A lazy right-to-left fold is frequently used in lazy functional programs, as it’s suitable for a caller that will lazily consume a result. However, if the caller needs a complete result (as in our case), foldr will generate a pile of thunks as it recurses down its input list, and they won’t be consumed until foldr reaches the end of the list.

Understanding when to use foldr or foldl' isn’t actually difficult; it’s just not something that newcomers to Haskell will naturally think about. Worse, the compiler can hide some of the effects of the choice of fold under some circumstances. When I first wrote this article, I was using foldl', but there seemed to be no difference in performance or space usage compared to foldl (lazy), so I switched to that. GHC’s strictness analysis was preventing me from noticing the problem with foldl at high optimisation levels, because it turned the lazy fold into a strict one for me.

Our second potential problem is that the choice of fold direction isn’t the only possible source of a space leak above. The expression M.insertWith' (+) word 1 model does one of two things when adding a key to the Model map.

  • If no such key exists in the map, it adds a new entry, with a key of word and value of 1.
  • If the key is already present, it creates a new map with the entry’s value updated, incremented by one.

The potential problem here is that in the “update an existing key” case, nothing is immediately going to inspect the new value. Thus a Haskell implementation will construct a thunk to defer its evaluation. Repeated updates of the same entry will thus construct a series of thunks of the form 1 + 1 + 1 + ..., instead of a single Int, and this pile of thunks won’t be evaluated until the first time someone tries to use that value.

..........

# Exercises:
**A)** Print the passage on Haskell folds from "Understanding when to" up to and including "value of 1.".
**B)** For each statement, answer yes or no to whether it agrees with the passage on Haskell folds, and quote the words of the passage that decide it. (i) GHC's strictness analysis turned the lazy fold into a strict one at high optimization levels. (ii) A lazy right-to-left fold is unsuitable for a caller that will lazily consume a result. (iii) When no such key exists in the map, M.insertWith' adds a new entry with a value of 0.
Rely on the passage on Haskell folds alone and on no outside knowledge.

..........

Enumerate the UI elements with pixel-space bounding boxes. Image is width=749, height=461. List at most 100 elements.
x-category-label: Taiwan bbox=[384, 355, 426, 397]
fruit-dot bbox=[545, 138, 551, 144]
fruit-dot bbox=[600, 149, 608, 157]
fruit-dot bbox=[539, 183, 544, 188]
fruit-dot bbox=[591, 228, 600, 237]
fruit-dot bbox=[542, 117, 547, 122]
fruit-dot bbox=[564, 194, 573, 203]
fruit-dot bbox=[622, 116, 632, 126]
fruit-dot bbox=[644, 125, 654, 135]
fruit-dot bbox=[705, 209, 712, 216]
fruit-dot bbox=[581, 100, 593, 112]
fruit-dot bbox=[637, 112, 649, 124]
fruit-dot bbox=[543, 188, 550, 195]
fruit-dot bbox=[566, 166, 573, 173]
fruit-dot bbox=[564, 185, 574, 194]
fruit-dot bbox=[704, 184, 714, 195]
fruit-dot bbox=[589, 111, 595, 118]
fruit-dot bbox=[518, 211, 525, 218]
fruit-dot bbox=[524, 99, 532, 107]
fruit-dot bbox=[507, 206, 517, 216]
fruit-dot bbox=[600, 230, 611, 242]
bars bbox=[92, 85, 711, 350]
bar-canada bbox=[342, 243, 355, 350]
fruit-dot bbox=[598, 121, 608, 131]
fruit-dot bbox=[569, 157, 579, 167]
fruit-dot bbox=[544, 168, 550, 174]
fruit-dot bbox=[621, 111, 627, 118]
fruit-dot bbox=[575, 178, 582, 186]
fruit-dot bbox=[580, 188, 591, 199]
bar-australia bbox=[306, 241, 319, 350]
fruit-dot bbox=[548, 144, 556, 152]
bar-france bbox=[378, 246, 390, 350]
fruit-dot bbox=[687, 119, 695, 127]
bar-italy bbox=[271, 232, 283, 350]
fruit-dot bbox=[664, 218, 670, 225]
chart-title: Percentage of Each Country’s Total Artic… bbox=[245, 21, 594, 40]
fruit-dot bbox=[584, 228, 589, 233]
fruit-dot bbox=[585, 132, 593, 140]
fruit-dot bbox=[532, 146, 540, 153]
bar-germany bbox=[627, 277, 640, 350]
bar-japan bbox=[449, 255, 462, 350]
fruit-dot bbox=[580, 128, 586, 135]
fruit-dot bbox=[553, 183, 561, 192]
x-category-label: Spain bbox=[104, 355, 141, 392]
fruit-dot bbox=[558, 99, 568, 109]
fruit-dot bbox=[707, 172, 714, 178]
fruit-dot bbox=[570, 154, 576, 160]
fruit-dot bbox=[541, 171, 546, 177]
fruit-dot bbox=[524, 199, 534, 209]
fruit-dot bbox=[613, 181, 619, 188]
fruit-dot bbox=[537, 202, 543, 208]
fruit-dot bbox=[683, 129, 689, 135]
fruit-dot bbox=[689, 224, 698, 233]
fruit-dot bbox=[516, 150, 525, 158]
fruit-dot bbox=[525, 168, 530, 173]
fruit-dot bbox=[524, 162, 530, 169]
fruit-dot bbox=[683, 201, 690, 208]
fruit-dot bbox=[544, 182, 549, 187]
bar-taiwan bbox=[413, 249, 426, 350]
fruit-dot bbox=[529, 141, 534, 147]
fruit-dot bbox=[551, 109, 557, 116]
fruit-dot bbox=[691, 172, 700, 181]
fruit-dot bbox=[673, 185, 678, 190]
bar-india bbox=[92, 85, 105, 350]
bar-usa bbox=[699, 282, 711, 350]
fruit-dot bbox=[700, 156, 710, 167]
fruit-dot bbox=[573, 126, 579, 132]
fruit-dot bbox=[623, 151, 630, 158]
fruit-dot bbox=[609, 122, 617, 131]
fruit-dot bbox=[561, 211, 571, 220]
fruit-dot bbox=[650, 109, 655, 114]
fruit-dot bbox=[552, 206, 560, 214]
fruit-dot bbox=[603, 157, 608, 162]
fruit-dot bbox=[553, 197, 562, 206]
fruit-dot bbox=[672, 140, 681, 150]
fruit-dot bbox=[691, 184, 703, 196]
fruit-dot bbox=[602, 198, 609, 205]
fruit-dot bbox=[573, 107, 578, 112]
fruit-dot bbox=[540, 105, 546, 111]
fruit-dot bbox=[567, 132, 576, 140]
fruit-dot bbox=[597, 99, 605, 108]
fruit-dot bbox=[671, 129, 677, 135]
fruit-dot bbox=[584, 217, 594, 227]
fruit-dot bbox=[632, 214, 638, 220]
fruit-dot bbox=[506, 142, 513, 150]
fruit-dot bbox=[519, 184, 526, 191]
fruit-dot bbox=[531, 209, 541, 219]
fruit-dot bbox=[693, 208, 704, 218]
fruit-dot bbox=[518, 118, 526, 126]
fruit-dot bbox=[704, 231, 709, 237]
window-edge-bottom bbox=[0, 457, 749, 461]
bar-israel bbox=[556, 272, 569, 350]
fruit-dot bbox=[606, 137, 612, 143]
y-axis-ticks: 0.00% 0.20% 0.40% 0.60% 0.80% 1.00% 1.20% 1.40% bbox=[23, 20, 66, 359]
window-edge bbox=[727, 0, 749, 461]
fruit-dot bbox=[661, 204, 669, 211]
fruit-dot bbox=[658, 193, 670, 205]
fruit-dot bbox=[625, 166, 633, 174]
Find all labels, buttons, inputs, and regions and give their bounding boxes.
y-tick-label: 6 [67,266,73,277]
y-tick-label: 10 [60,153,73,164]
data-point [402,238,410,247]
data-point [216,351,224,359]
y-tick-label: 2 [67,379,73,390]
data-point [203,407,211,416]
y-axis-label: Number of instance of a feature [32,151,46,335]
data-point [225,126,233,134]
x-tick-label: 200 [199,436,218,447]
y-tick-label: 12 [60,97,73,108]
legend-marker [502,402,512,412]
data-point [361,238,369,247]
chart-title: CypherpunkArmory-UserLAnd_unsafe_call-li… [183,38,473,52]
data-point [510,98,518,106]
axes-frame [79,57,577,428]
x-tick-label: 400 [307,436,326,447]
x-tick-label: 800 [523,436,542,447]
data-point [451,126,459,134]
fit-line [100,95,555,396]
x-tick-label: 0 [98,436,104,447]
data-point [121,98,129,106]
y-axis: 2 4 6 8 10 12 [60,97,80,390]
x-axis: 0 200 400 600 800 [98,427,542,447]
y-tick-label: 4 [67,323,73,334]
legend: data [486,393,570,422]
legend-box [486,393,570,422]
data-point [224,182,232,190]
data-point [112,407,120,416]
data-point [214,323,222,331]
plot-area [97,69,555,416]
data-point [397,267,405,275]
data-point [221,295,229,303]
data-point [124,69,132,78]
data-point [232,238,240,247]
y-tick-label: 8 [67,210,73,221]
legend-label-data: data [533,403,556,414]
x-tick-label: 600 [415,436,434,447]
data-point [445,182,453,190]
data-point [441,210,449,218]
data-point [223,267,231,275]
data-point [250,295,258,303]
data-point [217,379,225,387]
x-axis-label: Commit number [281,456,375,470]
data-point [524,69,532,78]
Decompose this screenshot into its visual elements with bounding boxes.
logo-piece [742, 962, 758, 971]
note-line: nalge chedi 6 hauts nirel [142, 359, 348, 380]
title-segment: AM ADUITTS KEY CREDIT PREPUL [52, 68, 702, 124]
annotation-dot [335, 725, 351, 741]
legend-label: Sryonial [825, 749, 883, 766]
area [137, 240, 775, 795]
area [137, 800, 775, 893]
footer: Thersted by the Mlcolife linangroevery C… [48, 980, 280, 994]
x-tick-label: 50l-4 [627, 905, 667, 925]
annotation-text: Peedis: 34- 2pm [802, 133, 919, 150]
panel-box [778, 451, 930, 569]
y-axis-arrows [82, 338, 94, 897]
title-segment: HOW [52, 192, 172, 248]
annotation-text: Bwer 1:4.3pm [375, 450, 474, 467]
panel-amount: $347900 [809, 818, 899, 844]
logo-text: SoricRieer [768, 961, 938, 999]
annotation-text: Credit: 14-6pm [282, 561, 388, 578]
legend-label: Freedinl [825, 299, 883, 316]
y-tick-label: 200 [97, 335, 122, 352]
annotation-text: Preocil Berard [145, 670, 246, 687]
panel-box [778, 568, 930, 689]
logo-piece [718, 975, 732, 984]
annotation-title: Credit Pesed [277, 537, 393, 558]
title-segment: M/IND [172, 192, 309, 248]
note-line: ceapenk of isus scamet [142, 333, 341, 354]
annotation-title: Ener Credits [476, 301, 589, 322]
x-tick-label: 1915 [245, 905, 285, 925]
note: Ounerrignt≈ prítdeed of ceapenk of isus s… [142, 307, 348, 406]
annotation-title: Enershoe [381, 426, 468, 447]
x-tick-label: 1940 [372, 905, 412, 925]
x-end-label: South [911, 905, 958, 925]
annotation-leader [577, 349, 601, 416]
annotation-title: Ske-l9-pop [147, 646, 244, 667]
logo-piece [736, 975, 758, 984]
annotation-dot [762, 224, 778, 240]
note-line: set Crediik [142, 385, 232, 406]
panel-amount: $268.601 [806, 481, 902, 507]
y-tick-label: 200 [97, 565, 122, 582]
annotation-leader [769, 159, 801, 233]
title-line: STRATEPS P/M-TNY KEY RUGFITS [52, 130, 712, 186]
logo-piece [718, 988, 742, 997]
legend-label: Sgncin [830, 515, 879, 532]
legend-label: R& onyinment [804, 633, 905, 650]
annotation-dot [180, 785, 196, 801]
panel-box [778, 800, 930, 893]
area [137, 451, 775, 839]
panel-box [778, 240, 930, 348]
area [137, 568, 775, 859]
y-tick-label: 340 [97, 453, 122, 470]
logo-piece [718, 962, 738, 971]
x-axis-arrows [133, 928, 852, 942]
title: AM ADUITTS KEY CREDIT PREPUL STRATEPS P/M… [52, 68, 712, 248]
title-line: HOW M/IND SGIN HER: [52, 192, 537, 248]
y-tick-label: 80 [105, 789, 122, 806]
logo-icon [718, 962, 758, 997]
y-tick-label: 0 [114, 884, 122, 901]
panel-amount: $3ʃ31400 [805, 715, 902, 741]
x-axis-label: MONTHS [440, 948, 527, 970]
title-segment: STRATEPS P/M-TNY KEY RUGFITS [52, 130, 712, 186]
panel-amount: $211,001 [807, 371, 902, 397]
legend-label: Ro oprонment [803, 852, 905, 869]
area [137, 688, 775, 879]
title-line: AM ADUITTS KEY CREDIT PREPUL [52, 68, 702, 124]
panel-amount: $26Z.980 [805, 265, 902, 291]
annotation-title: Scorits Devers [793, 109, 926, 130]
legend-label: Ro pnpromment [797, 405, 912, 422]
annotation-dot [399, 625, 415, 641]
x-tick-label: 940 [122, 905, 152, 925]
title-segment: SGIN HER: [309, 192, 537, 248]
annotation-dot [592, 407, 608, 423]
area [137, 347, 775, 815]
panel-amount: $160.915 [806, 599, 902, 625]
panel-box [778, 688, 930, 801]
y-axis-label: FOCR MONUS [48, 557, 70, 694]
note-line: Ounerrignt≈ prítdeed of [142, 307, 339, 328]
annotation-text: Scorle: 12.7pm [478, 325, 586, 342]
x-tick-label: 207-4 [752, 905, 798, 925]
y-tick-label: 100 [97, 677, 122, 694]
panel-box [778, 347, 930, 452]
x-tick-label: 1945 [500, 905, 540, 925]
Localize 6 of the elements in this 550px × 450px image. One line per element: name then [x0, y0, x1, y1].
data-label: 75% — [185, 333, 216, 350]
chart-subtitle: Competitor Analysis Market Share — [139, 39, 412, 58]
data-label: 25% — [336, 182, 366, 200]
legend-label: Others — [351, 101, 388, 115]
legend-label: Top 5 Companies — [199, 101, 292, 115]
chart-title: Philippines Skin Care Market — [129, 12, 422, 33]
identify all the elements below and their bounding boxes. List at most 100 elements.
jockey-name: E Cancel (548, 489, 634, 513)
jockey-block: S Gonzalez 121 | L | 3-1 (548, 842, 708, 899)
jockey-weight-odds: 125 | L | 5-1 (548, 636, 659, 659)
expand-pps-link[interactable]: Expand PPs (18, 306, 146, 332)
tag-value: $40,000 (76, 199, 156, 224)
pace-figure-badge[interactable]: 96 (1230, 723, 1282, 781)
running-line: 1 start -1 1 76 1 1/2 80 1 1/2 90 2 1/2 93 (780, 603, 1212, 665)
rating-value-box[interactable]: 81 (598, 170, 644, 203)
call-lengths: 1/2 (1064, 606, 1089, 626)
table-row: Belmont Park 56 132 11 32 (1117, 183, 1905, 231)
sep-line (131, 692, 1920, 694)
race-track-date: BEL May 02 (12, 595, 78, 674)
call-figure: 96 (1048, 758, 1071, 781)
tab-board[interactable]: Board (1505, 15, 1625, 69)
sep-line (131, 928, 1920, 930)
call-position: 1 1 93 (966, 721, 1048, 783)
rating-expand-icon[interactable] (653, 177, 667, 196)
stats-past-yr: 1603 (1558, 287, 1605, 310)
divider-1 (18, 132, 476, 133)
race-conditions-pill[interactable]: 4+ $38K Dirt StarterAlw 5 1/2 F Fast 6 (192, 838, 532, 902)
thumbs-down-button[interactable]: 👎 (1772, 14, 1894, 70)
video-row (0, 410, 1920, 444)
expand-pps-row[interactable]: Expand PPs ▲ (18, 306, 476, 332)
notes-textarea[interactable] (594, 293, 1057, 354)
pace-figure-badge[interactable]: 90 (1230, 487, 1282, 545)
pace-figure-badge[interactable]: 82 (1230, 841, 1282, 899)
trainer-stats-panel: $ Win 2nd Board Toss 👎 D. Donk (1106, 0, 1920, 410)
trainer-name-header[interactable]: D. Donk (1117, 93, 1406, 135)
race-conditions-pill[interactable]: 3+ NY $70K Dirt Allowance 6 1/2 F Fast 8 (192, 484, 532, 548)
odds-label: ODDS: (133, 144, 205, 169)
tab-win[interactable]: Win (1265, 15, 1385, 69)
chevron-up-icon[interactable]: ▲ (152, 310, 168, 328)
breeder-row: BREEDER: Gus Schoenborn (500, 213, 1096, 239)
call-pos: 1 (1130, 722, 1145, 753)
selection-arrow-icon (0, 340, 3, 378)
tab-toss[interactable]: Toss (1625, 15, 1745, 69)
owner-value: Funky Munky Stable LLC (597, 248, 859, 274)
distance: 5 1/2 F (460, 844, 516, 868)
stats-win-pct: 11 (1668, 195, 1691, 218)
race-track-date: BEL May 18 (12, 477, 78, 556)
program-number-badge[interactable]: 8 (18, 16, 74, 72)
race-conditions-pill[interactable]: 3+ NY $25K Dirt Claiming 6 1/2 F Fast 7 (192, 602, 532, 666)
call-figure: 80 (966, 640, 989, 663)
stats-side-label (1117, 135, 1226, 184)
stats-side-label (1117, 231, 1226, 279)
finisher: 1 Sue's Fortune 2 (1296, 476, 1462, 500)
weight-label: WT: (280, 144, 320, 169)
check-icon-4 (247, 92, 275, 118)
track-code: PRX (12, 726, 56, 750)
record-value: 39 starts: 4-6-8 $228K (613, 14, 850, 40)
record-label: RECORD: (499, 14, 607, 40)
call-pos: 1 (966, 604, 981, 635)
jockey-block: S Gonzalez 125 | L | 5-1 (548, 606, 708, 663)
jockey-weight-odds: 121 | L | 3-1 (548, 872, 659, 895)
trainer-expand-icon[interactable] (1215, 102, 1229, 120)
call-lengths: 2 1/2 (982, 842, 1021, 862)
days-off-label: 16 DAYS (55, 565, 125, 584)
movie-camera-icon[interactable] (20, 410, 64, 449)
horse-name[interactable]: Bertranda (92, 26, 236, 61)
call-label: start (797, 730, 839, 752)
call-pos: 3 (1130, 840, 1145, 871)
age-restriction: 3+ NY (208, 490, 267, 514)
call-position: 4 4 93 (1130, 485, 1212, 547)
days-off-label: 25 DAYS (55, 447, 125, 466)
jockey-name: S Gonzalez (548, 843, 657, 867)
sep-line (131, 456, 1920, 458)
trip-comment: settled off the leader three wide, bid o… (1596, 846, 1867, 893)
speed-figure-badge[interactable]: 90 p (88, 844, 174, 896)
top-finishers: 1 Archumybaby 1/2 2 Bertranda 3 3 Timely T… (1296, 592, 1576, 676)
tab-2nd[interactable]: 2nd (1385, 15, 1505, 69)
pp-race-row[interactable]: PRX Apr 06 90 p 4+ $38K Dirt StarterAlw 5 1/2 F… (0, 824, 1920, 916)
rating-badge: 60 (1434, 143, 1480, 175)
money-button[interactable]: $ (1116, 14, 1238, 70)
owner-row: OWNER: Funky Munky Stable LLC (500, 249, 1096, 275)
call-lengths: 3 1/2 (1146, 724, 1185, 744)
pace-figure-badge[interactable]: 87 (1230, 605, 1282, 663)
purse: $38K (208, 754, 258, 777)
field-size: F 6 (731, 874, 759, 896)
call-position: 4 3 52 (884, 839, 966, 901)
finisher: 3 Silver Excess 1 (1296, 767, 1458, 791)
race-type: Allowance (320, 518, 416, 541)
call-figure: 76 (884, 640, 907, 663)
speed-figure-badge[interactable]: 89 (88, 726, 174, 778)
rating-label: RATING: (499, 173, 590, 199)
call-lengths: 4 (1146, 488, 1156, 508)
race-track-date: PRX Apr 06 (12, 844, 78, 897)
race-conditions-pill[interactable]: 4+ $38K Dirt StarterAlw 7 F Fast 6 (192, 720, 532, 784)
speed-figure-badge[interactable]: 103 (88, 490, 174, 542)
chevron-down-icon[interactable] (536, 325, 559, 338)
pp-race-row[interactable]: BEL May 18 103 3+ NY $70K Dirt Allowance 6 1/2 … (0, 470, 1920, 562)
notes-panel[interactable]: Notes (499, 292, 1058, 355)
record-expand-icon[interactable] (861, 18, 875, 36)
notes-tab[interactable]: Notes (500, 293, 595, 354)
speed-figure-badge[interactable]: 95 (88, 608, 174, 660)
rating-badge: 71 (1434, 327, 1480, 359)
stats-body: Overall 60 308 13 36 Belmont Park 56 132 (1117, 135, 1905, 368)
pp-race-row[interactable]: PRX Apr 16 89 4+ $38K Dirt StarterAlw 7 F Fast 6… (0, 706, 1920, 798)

..........

# Answers given:
**A)**
Understanding when to use foldr or foldl' isn’t actually difficult; it’s just not something that newcomers to Haskell will naturally think about. Worse, the compiler can hide some of the effects of the choice of fold under some circumstances. When I first wrote this article, I was using foldl', but there seemed to be no difference in performance or space usage compared to foldl (lazy), so I switched to that. GHC’s strictness analysis was preventing me from noticing the problem with foldl at high optimisation levels, because it turned the lazy fold into a strict one for me.

Our second potential problem is that the choice of fold direction isn’t the only possible source of a space leak above. The expression M.insertWith' (+) word 1 model does one of two things when adding a key to the Model map.

  • If no such key exists in the map, it adds a new entry, with a key of word and value of 1.

**B)**
(i) Yes: "GHC’s strictness analysis was preventing me from noticing the problem with foldl at high optimisation levels, because it turned the lazy fold into a strict one for me."
(ii) No: "as it’s suitable for a caller that will lazily consume a result."
(iii) No: "it adds a new entry, with a key of word and value of 1."